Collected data
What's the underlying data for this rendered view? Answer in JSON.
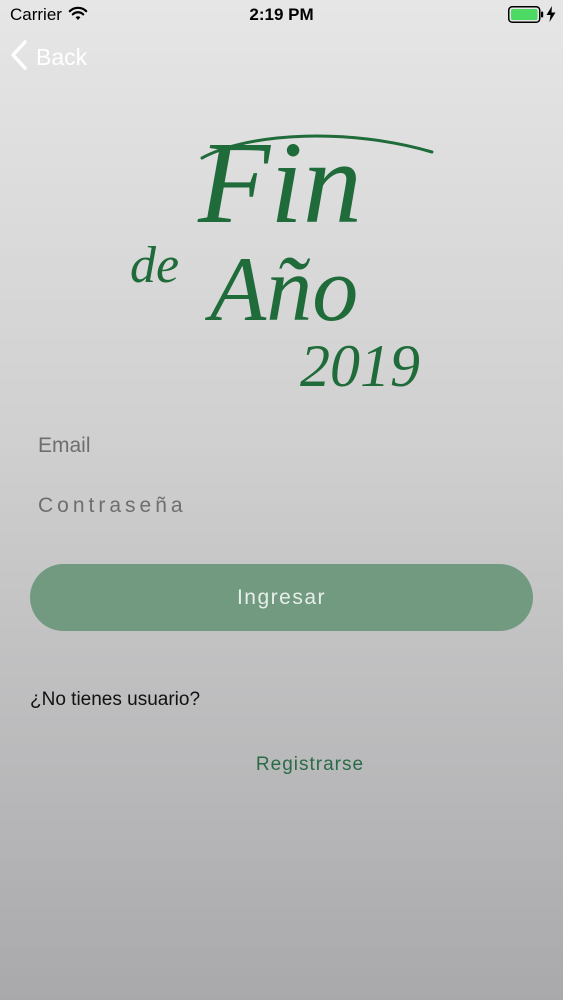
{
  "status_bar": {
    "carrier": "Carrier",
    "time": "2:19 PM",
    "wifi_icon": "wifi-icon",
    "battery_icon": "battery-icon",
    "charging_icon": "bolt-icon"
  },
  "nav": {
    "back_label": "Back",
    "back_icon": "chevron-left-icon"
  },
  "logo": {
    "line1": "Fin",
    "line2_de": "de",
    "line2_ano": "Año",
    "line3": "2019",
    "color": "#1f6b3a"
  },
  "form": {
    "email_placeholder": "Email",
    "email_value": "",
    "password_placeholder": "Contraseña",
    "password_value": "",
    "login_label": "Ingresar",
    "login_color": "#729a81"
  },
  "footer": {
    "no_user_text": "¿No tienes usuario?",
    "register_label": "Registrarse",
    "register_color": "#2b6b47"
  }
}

§ Objective
Quote each record exactly as it stands, minus the pictures.

§ Reply to the task
What's the underlying data for this rendered view? Answer in JSON.
{
  "status_bar": {
    "carrier": "Carrier",
    "time": "2:19 PM",
    "wifi_icon": "wifi-icon",
    "battery_icon": "battery-icon",
    "charging_icon": "bolt-icon"
  },
  "nav": {
    "back_label": "Back",
    "back_icon": "chevron-left-icon"
  },
  "logo": {
    "line1": "Fin",
    "line2_de": "de",
    "line2_ano": "Año",
    "line3": "2019",
    "color": "#1f6b3a"
  },
  "form": {
    "email_placeholder": "Email",
    "email_value": "",
    "password_placeholder": "Contraseña",
    "password_value": "",
    "login_label": "Ingresar",
    "login_color": "#729a81"
  },
  "footer": {
    "no_user_text": "¿No tienes usuario?",
    "register_label": "Registrarse",
    "register_color": "#2b6b47"
  }
}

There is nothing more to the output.